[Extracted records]
---------------
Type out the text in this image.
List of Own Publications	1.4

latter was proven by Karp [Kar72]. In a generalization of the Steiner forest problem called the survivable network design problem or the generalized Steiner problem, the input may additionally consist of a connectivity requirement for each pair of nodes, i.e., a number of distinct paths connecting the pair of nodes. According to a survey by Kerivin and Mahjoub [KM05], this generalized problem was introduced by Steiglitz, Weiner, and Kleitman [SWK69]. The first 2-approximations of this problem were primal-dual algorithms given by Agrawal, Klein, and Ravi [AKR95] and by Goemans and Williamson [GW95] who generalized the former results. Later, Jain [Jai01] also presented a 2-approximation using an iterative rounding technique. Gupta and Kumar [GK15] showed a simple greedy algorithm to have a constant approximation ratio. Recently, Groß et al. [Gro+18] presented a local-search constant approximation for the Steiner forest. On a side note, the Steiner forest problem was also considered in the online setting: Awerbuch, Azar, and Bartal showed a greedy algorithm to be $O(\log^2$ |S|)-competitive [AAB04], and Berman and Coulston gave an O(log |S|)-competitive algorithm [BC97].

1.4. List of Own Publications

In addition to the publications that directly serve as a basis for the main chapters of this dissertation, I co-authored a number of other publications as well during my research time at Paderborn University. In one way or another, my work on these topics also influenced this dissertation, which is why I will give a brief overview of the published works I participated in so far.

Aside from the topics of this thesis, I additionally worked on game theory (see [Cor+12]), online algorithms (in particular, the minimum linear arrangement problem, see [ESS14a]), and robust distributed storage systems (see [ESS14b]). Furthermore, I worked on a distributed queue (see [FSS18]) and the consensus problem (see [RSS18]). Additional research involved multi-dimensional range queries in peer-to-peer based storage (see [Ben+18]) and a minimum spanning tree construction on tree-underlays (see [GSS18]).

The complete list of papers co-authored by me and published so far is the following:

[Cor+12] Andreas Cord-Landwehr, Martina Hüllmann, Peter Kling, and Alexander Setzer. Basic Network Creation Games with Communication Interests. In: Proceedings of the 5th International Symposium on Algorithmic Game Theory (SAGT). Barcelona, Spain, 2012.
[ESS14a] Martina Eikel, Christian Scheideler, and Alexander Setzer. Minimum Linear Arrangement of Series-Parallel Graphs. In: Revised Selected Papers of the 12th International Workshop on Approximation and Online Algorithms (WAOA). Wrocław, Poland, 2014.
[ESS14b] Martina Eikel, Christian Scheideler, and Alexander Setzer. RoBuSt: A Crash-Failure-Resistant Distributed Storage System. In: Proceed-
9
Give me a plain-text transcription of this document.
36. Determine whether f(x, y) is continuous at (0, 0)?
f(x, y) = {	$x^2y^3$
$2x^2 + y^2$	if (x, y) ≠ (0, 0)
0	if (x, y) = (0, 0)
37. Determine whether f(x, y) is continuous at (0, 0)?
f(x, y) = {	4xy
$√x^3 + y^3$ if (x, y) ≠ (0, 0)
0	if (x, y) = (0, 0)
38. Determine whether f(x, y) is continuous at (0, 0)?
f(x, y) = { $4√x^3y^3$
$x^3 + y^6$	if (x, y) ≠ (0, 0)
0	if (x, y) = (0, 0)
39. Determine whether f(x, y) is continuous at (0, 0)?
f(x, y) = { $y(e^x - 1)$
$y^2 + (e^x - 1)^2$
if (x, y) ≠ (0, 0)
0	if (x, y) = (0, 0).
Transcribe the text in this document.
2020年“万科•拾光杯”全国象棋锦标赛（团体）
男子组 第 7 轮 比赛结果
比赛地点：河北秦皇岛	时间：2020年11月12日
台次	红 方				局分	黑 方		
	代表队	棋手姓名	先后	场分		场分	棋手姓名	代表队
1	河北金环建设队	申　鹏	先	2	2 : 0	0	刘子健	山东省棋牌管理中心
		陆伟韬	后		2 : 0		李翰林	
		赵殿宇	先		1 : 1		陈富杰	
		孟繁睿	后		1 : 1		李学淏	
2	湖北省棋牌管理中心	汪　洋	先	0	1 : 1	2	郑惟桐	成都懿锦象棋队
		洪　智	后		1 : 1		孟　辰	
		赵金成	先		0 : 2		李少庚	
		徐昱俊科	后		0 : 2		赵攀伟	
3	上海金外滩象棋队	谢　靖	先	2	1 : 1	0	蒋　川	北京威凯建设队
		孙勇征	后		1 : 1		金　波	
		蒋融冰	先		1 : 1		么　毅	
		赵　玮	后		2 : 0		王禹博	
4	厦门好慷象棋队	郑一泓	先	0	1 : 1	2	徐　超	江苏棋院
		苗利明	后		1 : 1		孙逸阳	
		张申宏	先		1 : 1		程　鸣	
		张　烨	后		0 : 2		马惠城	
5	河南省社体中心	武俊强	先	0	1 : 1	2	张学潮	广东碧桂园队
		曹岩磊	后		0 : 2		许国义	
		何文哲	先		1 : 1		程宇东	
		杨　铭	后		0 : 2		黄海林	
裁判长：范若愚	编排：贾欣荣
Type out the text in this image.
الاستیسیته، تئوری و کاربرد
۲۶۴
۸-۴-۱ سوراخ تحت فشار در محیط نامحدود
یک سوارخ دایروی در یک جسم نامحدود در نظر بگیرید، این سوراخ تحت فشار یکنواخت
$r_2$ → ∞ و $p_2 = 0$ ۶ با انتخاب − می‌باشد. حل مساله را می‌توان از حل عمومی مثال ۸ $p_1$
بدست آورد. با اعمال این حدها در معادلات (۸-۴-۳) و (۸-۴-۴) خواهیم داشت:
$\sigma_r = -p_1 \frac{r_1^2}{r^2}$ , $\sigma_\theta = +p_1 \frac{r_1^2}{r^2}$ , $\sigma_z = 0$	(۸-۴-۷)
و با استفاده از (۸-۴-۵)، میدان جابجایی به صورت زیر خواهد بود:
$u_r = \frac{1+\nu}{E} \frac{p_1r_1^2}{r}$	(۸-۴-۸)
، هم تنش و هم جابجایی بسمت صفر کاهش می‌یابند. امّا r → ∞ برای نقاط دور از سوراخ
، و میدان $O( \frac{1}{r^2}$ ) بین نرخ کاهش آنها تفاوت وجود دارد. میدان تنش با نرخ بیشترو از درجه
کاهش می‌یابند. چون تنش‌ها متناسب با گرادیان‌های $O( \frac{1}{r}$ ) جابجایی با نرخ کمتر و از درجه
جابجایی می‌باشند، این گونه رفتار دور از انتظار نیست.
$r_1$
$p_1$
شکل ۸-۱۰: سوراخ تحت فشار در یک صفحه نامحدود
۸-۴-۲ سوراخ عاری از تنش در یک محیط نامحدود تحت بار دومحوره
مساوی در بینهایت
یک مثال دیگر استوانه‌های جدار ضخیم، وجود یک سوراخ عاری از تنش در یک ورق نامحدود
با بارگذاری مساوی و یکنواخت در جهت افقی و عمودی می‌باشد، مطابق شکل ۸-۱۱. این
---------------
Write out the entries above word for word.

## Response
Type out the text in this image.
List of Own Publications	1.4

latter was proven by Karp [Kar72]. In a generalization of the Steiner forest problem called the survivable network design problem or the generalized Steiner problem, the input may additionally consist of a connectivity requirement for each pair of nodes, i.e., a number of distinct paths connecting the pair of nodes. According to a survey by Kerivin and Mahjoub [KM05], this generalized problem was introduced by Steiglitz, Weiner, and Kleitman [SWK69]. The first 2-approximations of this problem were primal-dual algorithms given by Agrawal, Klein, and Ravi [AKR95] and by Goemans and Williamson [GW95] who generalized the former results. Later, Jain [Jai01] also presented a 2-approximation using an iterative rounding technique. Gupta and Kumar [GK15] showed a simple greedy algorithm to have a constant approximation ratio. Recently, Groß et al. [Gro+18] presented a local-search constant approximation for the Steiner forest. On a side note, the Steiner forest problem was also considered in the online setting: Awerbuch, Azar, and Bartal showed a greedy algorithm to be $O(\log^2$ |S|)-competitive [AAB04], and Berman and Coulston gave an O(log |S|)-competitive algorithm [BC97].

1.4. List of Own Publications

In addition to the publications that directly serve as a basis for the main chapters of this dissertation, I co-authored a number of other publications as well during my research time at Paderborn University. In one way or another, my work on these topics also influenced this dissertation, which is why I will give a brief overview of the published works I participated in so far.

Aside from the topics of this thesis, I additionally worked on game theory (see [Cor+12]), online algorithms (in particular, the minimum linear arrangement problem, see [ESS14a]), and robust distributed storage systems (see [ESS14b]). Furthermore, I worked on a distributed queue (see [FSS18]) and the consensus problem (see [RSS18]). Additional research involved multi-dimensional range queries in peer-to-peer based storage (see [Ben+18]) and a minimum spanning tree construction on tree-underlays (see [GSS18]).

The complete list of papers co-authored by me and published so far is the following:

[Cor+12] Andreas Cord-Landwehr, Martina Hüllmann, Peter Kling, and Alexander Setzer. Basic Network Creation Games with Communication Interests. In: Proceedings of the 5th International Symposium on Algorithmic Game Theory (SAGT). Barcelona, Spain, 2012.
[ESS14a] Martina Eikel, Christian Scheideler, and Alexander Setzer. Minimum Linear Arrangement of Series-Parallel Graphs. In: Revised Selected Papers of the 12th International Workshop on Approximation and Online Algorithms (WAOA). Wrocław, Poland, 2014.
[ESS14b] Martina Eikel, Christian Scheideler, and Alexander Setzer. RoBuSt: A Crash-Failure-Resistant Distributed Storage System. In: Proceed-
9
Give me a plain-text transcription of this document.
36. Determine whether f(x, y) is continuous at (0, 0)?
f(x, y) = {	$x^2y^3$
$2x^2 + y^2$	if (x, y) ≠ (0, 0)
0	if (x, y) = (0, 0)
37. Determine whether f(x, y) is continuous at (0, 0)?
f(x, y) = {	4xy
$√x^3 + y^3$ if (x, y) ≠ (0, 0)
0	if (x, y) = (0, 0)
38. Determine whether f(x, y) is continuous at (0, 0)?
f(x, y) = { $4√x^3y^3$
$x^3 + y^6$	if (x, y) ≠ (0, 0)
0	if (x, y) = (0, 0)
39. Determine whether f(x, y) is continuous at (0, 0)?
f(x, y) = { $y(e^x - 1)$
$y^2 + (e^x - 1)^2$
if (x, y) ≠ (0, 0)
0	if (x, y) = (0, 0).
Transcribe the text in this document.
2020年“万科•拾光杯”全国象棋锦标赛（团体）
男子组 第 7 轮 比赛结果
比赛地点：河北秦皇岛	时间：2020年11月12日
台次	红 方				局分	黑 方		
	代表队	棋手姓名	先后	场分		场分	棋手姓名	代表队
1	河北金环建设队	申　鹏	先	2	2 : 0	0	刘子健	山东省棋牌管理中心
		陆伟韬	后		2 : 0		李翰林	
		赵殿宇	先		1 : 1		陈富杰	
		孟繁睿	后		1 : 1		李学淏	
2	湖北省棋牌管理中心	汪　洋	先	0	1 : 1	2	郑惟桐	成都懿锦象棋队
		洪　智	后		1 : 1		孟　辰	
		赵金成	先		0 : 2		李少庚	
		徐昱俊科	后		0 : 2		赵攀伟	
3	上海金外滩象棋队	谢　靖	先	2	1 : 1	0	蒋　川	北京威凯建设队
		孙勇征	后		1 : 1		金　波	
		蒋融冰	先		1 : 1		么　毅	
		赵　玮	后		2 : 0		王禹博	
4	厦门好慷象棋队	郑一泓	先	0	1 : 1	2	徐　超	江苏棋院
		苗利明	后		1 : 1		孙逸阳	
		张申宏	先		1 : 1		程　鸣	
		张　烨	后		0 : 2		马惠城	
5	河南省社体中心	武俊强	先	0	1 : 1	2	张学潮	广东碧桂园队
		曹岩磊	后		0 : 2		许国义	
		何文哲	先		1 : 1		程宇东	
		杨　铭	后		0 : 2		黄海林	
裁判长：范若愚	编排：贾欣荣
Type out the text in this image.
الاستیسیته، تئوری و کاربرد
۲۶۴
۸-۴-۱ سوراخ تحت فشار در محیط نامحدود
یک سوارخ دایروی در یک جسم نامحدود در نظر بگیرید، این سوراخ تحت فشار یکنواخت
$r_2$ → ∞ و $p_2 = 0$ ۶ با انتخاب − می‌باشد. حل مساله را می‌توان از حل عمومی مثال ۸ $p_1$
بدست آورد. با اعمال این حدها در معادلات (۸-۴-۳) و (۸-۴-۴) خواهیم داشت:
$\sigma_r = -p_1 \frac{r_1^2}{r^2}$ , $\sigma_\theta = +p_1 \frac{r_1^2}{r^2}$ , $\sigma_z = 0$	(۸-۴-۷)
و با استفاده از (۸-۴-۵)، میدان جابجایی به صورت زیر خواهد بود:
$u_r = \frac{1+\nu}{E} \frac{p_1r_1^2}{r}$	(۸-۴-۸)
، هم تنش و هم جابجایی بسمت صفر کاهش می‌یابند. امّا r → ∞ برای نقاط دور از سوراخ
، و میدان $O( \frac{1}{r^2}$ ) بین نرخ کاهش آنها تفاوت وجود دارد. میدان تنش با نرخ بیشترو از درجه
کاهش می‌یابند. چون تنش‌ها متناسب با گرادیان‌های $O( \frac{1}{r}$ ) جابجایی با نرخ کمتر و از درجه
جابجایی می‌باشند، این گونه رفتار دور از انتظار نیست.
$r_1$
$p_1$
شکل ۸-۱۰: سوراخ تحت فشار در یک صفحه نامحدود
۸-۴-۲ سوراخ عاری از تنش در یک محیط نامحدود تحت بار دومحوره
مساوی در بینهایت
یک مثال دیگر استوانه‌های جدار ضخیم، وجود یک سوراخ عاری از تنش در یک ورق نامحدود
با بارگذاری مساوی و یکنواخت در جهت افقی و عمودی می‌باشد، مطابق شکل ۸-۱۱. این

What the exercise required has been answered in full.